BRIEF => Repeat every record below exactly, leaving out the pictures.

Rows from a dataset
######

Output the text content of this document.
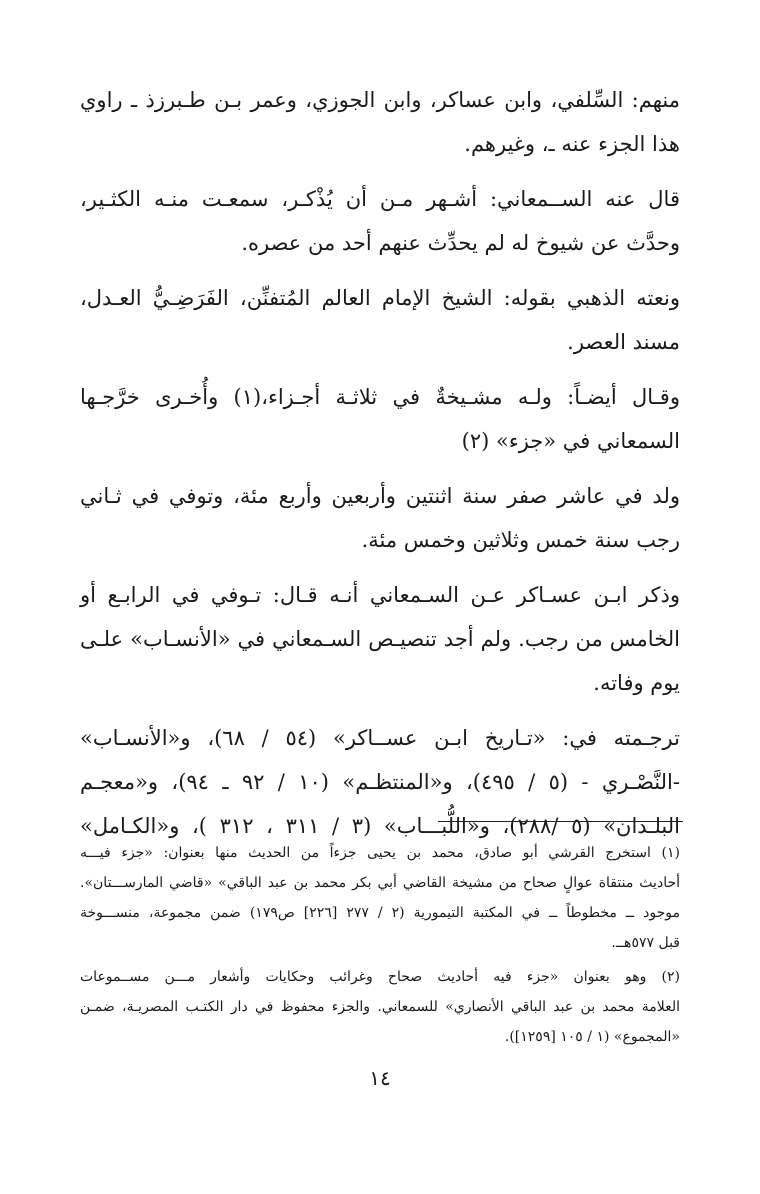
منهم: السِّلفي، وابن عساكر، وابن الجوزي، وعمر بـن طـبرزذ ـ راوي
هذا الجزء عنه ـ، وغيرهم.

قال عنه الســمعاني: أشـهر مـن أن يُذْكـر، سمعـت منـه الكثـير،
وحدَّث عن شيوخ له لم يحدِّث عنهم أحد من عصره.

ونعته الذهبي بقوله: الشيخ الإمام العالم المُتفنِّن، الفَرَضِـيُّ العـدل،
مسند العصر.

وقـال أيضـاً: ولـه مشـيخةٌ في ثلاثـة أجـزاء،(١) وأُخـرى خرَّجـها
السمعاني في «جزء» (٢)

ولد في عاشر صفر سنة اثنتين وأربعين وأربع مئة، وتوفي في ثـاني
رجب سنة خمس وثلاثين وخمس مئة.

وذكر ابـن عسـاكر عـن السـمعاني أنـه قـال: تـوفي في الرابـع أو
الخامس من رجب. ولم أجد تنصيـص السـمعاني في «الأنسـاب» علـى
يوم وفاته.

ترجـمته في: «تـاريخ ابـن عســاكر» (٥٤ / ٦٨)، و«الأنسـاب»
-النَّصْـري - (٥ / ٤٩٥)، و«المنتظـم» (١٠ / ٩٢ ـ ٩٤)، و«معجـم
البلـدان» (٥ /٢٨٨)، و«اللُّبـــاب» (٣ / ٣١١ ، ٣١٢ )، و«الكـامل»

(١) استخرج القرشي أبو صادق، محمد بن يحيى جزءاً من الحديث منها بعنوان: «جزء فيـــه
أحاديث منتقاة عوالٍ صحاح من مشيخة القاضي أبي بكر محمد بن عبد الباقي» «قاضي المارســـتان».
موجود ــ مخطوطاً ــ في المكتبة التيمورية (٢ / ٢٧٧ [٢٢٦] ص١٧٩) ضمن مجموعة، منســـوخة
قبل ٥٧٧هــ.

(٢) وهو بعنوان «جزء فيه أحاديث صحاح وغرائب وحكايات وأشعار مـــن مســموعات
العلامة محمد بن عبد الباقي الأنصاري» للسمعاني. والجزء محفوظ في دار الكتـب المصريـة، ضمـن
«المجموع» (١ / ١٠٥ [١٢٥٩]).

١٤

######

TASK ANSWER =>
Output the text content of this document.
منهم: السِّلفي، وابن عساكر، وابن الجوزي، وعمر بـن طـبرزذ ـ راوي
هذا الجزء عنه ـ، وغيرهم.

قال عنه الســمعاني: أشـهر مـن أن يُذْكـر، سمعـت منـه الكثـير،
وحدَّث عن شيوخ له لم يحدِّث عنهم أحد من عصره.

ونعته الذهبي بقوله: الشيخ الإمام العالم المُتفنِّن، الفَرَضِـيُّ العـدل،
مسند العصر.

وقـال أيضـاً: ولـه مشـيخةٌ في ثلاثـة أجـزاء،(١) وأُخـرى خرَّجـها
السمعاني في «جزء» (٢)

ولد في عاشر صفر سنة اثنتين وأربعين وأربع مئة، وتوفي في ثـاني
رجب سنة خمس وثلاثين وخمس مئة.

وذكر ابـن عسـاكر عـن السـمعاني أنـه قـال: تـوفي في الرابـع أو
الخامس من رجب. ولم أجد تنصيـص السـمعاني في «الأنسـاب» علـى
يوم وفاته.

ترجـمته في: «تـاريخ ابـن عســاكر» (٥٤ / ٦٨)، و«الأنسـاب»
-النَّصْـري - (٥ / ٤٩٥)، و«المنتظـم» (١٠ / ٩٢ ـ ٩٤)، و«معجـم
البلـدان» (٥ /٢٨٨)، و«اللُّبـــاب» (٣ / ٣١١ ، ٣١٢ )، و«الكـامل»

(١) استخرج القرشي أبو صادق، محمد بن يحيى جزءاً من الحديث منها بعنوان: «جزء فيـــه
أحاديث منتقاة عوالٍ صحاح من مشيخة القاضي أبي بكر محمد بن عبد الباقي» «قاضي المارســـتان».
موجود ــ مخطوطاً ــ في المكتبة التيمورية (٢ / ٢٧٧ [٢٢٦] ص١٧٩) ضمن مجموعة، منســـوخة
قبل ٥٧٧هــ.

(٢) وهو بعنوان «جزء فيه أحاديث صحاح وغرائب وحكايات وأشعار مـــن مســموعات
العلامة محمد بن عبد الباقي الأنصاري» للسمعاني. والجزء محفوظ في دار الكتـب المصريـة، ضمـن
«المجموع» (١ / ١٠٥ [١٢٥٩]).

١٤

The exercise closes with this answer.